> _Stated goal_
Restate the data below word for word. Skip any images it contains.

(Dataset items)
* Start *

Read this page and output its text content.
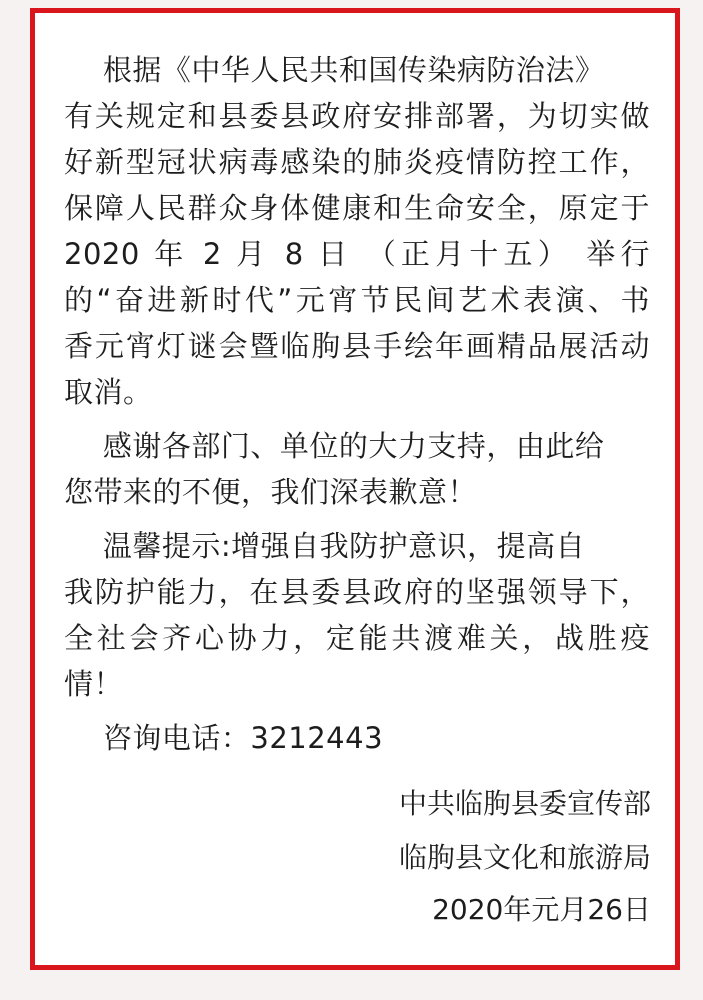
根据《中华人民共和国传染病防治法》
有关规定和县委县政府安排部署，为切实做
好新型冠状病毒感染的肺炎疫情防控工作，
保障人民群众身体健康和生命安全，原定于
2020 年 2 月 8 日 （正月十五） 举行
的“奋进新时代”元宵节民间艺术表演、书
香元宵灯谜会暨临朐县手绘年画精品展活动
取消。
感谢各部门、单位的大力支持，由此给
您带来的不便，我们深表歉意！
温馨提示:增强自我防护意识，提高自
我防护能力，在县委县政府的坚强领导下，
全社会齐心协力，定能共渡难关，战胜疫
情！
咨询电话：3212443
中共临朐县委宣传部
临朐县文化和旅游局
2020年元月26日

* End *

> _Output_
Read this page and output its text content.
根据《中华人民共和国传染病防治法》
有关规定和县委县政府安排部署，为切实做
好新型冠状病毒感染的肺炎疫情防控工作，
保障人民群众身体健康和生命安全，原定于
2020 年 2 月 8 日 （正月十五） 举行
的“奋进新时代”元宵节民间艺术表演、书
香元宵灯谜会暨临朐县手绘年画精品展活动
取消。
感谢各部门、单位的大力支持，由此给
您带来的不便，我们深表歉意！
温馨提示:增强自我防护意识，提高自
我防护能力，在县委县政府的坚强领导下，
全社会齐心协力，定能共渡难关，战胜疫
情！
咨询电话：3212443
中共临朐县委宣传部
临朐县文化和旅游局
2020年元月26日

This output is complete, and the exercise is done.